◆ **Written exercise**:
Copy every line of the following data that includes the string "icon".

[Items listed in a dataset]
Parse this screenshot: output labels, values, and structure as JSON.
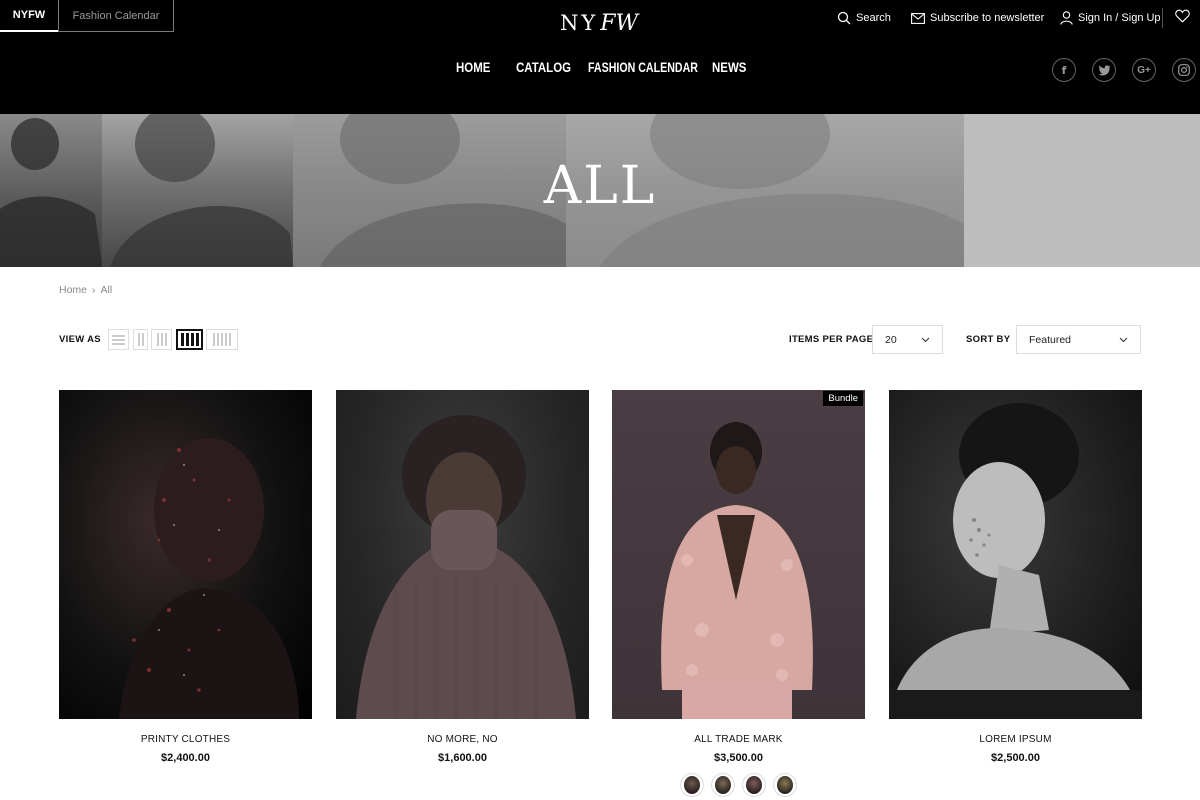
{
  "top_tabs": [
    {
      "label": "NYFW",
      "active": true
    },
    {
      "label": "Fashion Calendar",
      "active": false
    }
  ],
  "logo": {
    "text_ny": "NY",
    "text_fw": "FW"
  },
  "utility": {
    "search": "Search",
    "subscribe": "Subscribe to newsletter",
    "signin": "Sign In / Sign Up"
  },
  "nav": [
    {
      "label": "HOME"
    },
    {
      "label": "CATALOG"
    },
    {
      "label": "FASHION CALENDAR"
    },
    {
      "label": "NEWS"
    }
  ],
  "social": [
    {
      "icon": "facebook-icon",
      "glyph": "f"
    },
    {
      "icon": "twitter-icon",
      "glyph": "t"
    },
    {
      "icon": "google-plus-icon",
      "glyph": "G+"
    },
    {
      "icon": "instagram-icon",
      "glyph": "ig"
    }
  ],
  "banner": {
    "title": "ALL"
  },
  "breadcrumb": {
    "home": "Home",
    "separator": "›",
    "current": "All"
  },
  "toolbar": {
    "view_as": "VIEW AS",
    "items_per_page_label": "ITEMS PER PAGE",
    "items_per_page_value": "20",
    "sort_label": "SORT BY",
    "sort_value": "Featured"
  },
  "products": [
    {
      "name": "PRINTY CLOTHES",
      "price": "$2,400.00",
      "badge": ""
    },
    {
      "name": "NO MORE, NO",
      "price": "$1,600.00",
      "badge": ""
    },
    {
      "name": "ALL TRADE MARK",
      "price": "$3,500.00",
      "badge": "Bundle"
    },
    {
      "name": "LOREM IPSUM",
      "price": "$2,500.00",
      "badge": ""
    }
  ],
  "colors": {
    "header_bg": "#000000",
    "accent": "#111111",
    "banner_bg": "#b9b9b9"
  }
}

◆ **Response to this exercise**:
      "icon": "facebook-icon",
      "icon": "twitter-icon",
      "icon": "google-plus-icon",
      "icon": "instagram-icon",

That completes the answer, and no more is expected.